* _WORK REQUIRED_
Each record below is to be reproduced without any change.
-- START OF DATASET ROWS --
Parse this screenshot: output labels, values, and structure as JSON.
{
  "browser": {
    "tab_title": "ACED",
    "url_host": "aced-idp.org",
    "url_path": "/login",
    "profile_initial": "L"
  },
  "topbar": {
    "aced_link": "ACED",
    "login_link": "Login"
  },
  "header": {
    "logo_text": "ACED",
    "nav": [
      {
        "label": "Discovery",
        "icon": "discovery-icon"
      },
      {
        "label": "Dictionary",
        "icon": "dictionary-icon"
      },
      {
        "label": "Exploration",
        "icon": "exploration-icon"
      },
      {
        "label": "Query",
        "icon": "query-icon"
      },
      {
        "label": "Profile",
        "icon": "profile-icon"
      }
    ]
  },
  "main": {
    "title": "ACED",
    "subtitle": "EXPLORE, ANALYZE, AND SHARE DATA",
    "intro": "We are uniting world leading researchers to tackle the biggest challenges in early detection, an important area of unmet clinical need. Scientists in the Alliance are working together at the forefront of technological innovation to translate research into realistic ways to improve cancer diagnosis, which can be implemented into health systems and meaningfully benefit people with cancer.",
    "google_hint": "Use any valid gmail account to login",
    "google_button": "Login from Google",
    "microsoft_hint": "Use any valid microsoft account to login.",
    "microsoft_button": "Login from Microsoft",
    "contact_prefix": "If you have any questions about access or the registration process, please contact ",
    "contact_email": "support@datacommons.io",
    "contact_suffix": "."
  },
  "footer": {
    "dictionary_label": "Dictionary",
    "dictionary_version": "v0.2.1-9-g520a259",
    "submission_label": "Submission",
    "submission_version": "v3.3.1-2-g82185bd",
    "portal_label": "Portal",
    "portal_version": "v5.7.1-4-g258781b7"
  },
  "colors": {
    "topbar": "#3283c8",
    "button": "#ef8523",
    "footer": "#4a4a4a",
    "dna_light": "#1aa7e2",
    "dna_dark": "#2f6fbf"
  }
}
-- END OF DATASET ROWS --
* _WRITTEN SOLUTION_
Parse this screenshot: output labels, values, and structure as JSON.
{
  "browser": {
    "tab_title": "ACED",
    "url_host": "aced-idp.org",
    "url_path": "/login",
    "profile_initial": "L"
  },
  "topbar": {
    "aced_link": "ACED",
    "login_link": "Login"
  },
  "header": {
    "logo_text": "ACED",
    "nav": [
      {
        "label": "Discovery",
        "icon": "discovery-icon"
      },
      {
        "label": "Dictionary",
        "icon": "dictionary-icon"
      },
      {
        "label": "Exploration",
        "icon": "exploration-icon"
      },
      {
        "label": "Query",
        "icon": "query-icon"
      },
      {
        "label": "Profile",
        "icon": "profile-icon"
      }
    ]
  },
  "main": {
    "title": "ACED",
    "subtitle": "EXPLORE, ANALYZE, AND SHARE DATA",
    "intro": "We are uniting world leading researchers to tackle the biggest challenges in early detection, an important area of unmet clinical need. Scientists in the Alliance are working together at the forefront of technological innovation to translate research into realistic ways to improve cancer diagnosis, which can be implemented into health systems and meaningfully benefit people with cancer.",
    "google_hint": "Use any valid gmail account to login",
    "google_button": "Login from Google",
    "microsoft_hint": "Use any valid microsoft account to login.",
    "microsoft_button": "Login from Microsoft",
    "contact_prefix": "If you have any questions about access or the registration process, please contact ",
    "contact_email": "support@datacommons.io",
    "contact_suffix": "."
  },
  "footer": {
    "dictionary_label": "Dictionary",
    "dictionary_version": "v0.2.1-9-g520a259",
    "submission_label": "Submission",
    "submission_version": "v3.3.1-2-g82185bd",
    "portal_label": "Portal",
    "portal_version": "v5.7.1-4-g258781b7"
  },
  "colors": {
    "topbar": "#3283c8",
    "button": "#ef8523",
    "footer": "#4a4a4a",
    "dna_light": "#1aa7e2",
    "dna_dark": "#2f6fbf"
  }
}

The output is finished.